EXERCISE GOAL
Send back the entries below exactly as they appear.

Stored records:
----------

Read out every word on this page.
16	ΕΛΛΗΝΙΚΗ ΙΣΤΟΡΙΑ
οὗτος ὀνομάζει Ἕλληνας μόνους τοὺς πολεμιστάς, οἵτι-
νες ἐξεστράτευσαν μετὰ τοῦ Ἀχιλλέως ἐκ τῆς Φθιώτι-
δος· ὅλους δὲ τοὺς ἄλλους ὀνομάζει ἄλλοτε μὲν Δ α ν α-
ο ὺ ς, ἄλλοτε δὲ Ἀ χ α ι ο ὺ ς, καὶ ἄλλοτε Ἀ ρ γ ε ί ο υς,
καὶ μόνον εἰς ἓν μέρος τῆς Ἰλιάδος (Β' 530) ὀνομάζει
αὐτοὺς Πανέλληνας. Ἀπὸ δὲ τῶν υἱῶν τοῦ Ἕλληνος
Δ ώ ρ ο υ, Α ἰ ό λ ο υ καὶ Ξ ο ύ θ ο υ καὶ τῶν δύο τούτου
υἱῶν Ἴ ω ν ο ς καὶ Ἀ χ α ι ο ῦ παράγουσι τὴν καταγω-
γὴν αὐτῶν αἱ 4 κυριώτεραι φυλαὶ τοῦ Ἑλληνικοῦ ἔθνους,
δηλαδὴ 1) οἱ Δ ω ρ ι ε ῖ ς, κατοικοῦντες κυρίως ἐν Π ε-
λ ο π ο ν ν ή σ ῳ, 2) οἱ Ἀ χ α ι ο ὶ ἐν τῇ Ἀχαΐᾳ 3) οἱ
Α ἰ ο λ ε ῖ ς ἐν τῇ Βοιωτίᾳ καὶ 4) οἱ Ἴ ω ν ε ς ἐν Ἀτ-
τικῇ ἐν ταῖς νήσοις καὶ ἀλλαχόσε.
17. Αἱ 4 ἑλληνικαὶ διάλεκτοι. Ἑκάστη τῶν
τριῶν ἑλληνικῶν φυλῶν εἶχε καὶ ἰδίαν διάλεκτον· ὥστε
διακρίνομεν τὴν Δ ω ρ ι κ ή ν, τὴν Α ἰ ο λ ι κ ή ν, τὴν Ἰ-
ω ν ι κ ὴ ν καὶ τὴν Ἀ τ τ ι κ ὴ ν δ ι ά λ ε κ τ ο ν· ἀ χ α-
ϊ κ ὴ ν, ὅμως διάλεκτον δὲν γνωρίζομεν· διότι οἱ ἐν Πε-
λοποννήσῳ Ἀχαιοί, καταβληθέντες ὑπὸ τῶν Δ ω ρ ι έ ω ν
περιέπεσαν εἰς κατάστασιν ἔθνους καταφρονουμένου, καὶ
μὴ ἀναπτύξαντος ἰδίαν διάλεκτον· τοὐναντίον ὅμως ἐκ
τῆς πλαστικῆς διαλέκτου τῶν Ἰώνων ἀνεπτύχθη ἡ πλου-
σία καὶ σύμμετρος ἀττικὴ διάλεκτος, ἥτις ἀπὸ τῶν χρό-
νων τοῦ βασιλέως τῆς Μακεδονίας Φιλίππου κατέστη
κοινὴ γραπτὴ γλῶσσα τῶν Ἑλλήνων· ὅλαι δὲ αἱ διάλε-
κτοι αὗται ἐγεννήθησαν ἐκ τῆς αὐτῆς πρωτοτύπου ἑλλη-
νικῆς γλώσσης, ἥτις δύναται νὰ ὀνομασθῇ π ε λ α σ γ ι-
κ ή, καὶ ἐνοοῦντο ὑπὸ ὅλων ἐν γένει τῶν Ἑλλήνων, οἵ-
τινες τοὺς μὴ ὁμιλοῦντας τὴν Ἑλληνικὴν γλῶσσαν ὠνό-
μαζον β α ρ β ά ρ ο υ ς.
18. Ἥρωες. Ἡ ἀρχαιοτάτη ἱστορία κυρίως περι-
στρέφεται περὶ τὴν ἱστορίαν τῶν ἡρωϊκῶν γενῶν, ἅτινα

----------

TASK RESPONSE
Read out every word on this page.
16	ΕΛΛΗΝΙΚΗ ΙΣΤΟΡΙΑ
οὗτος ὀνομάζει Ἕλληνας μόνους τοὺς πολεμιστάς, οἵτι-
νες ἐξεστράτευσαν μετὰ τοῦ Ἀχιλλέως ἐκ τῆς Φθιώτι-
δος· ὅλους δὲ τοὺς ἄλλους ὀνομάζει ἄλλοτε μὲν Δ α ν α-
ο ὺ ς, ἄλλοτε δὲ Ἀ χ α ι ο ὺ ς, καὶ ἄλλοτε Ἀ ρ γ ε ί ο υς,
καὶ μόνον εἰς ἓν μέρος τῆς Ἰλιάδος (Β' 530) ὀνομάζει
αὐτοὺς Πανέλληνας. Ἀπὸ δὲ τῶν υἱῶν τοῦ Ἕλληνος
Δ ώ ρ ο υ, Α ἰ ό λ ο υ καὶ Ξ ο ύ θ ο υ καὶ τῶν δύο τούτου
υἱῶν Ἴ ω ν ο ς καὶ Ἀ χ α ι ο ῦ παράγουσι τὴν καταγω-
γὴν αὐτῶν αἱ 4 κυριώτεραι φυλαὶ τοῦ Ἑλληνικοῦ ἔθνους,
δηλαδὴ 1) οἱ Δ ω ρ ι ε ῖ ς, κατοικοῦντες κυρίως ἐν Π ε-
λ ο π ο ν ν ή σ ῳ, 2) οἱ Ἀ χ α ι ο ὶ ἐν τῇ Ἀχαΐᾳ 3) οἱ
Α ἰ ο λ ε ῖ ς ἐν τῇ Βοιωτίᾳ καὶ 4) οἱ Ἴ ω ν ε ς ἐν Ἀτ-
τικῇ ἐν ταῖς νήσοις καὶ ἀλλαχόσε.
17. Αἱ 4 ἑλληνικαὶ διάλεκτοι. Ἑκάστη τῶν
τριῶν ἑλληνικῶν φυλῶν εἶχε καὶ ἰδίαν διάλεκτον· ὥστε
διακρίνομεν τὴν Δ ω ρ ι κ ή ν, τὴν Α ἰ ο λ ι κ ή ν, τὴν Ἰ-
ω ν ι κ ὴ ν καὶ τὴν Ἀ τ τ ι κ ὴ ν δ ι ά λ ε κ τ ο ν· ἀ χ α-
ϊ κ ὴ ν, ὅμως διάλεκτον δὲν γνωρίζομεν· διότι οἱ ἐν Πε-
λοποννήσῳ Ἀχαιοί, καταβληθέντες ὑπὸ τῶν Δ ω ρ ι έ ω ν
περιέπεσαν εἰς κατάστασιν ἔθνους καταφρονουμένου, καὶ
μὴ ἀναπτύξαντος ἰδίαν διάλεκτον· τοὐναντίον ὅμως ἐκ
τῆς πλαστικῆς διαλέκτου τῶν Ἰώνων ἀνεπτύχθη ἡ πλου-
σία καὶ σύμμετρος ἀττικὴ διάλεκτος, ἥτις ἀπὸ τῶν χρό-
νων τοῦ βασιλέως τῆς Μακεδονίας Φιλίππου κατέστη
κοινὴ γραπτὴ γλῶσσα τῶν Ἑλλήνων· ὅλαι δὲ αἱ διάλε-
κτοι αὗται ἐγεννήθησαν ἐκ τῆς αὐτῆς πρωτοτύπου ἑλλη-
νικῆς γλώσσης, ἥτις δύναται νὰ ὀνομασθῇ π ε λ α σ γ ι-
κ ή, καὶ ἐνοοῦντο ὑπὸ ὅλων ἐν γένει τῶν Ἑλλήνων, οἵ-
τινες τοὺς μὴ ὁμιλοῦντας τὴν Ἑλληνικὴν γλῶσσαν ὠνό-
μαζον β α ρ β ά ρ ο υ ς.
18. Ἥρωες. Ἡ ἀρχαιοτάτη ἱστορία κυρίως περι-
στρέφεται περὶ τὴν ἱστορίαν τῶν ἡρωϊκῶν γενῶν, ἅτινα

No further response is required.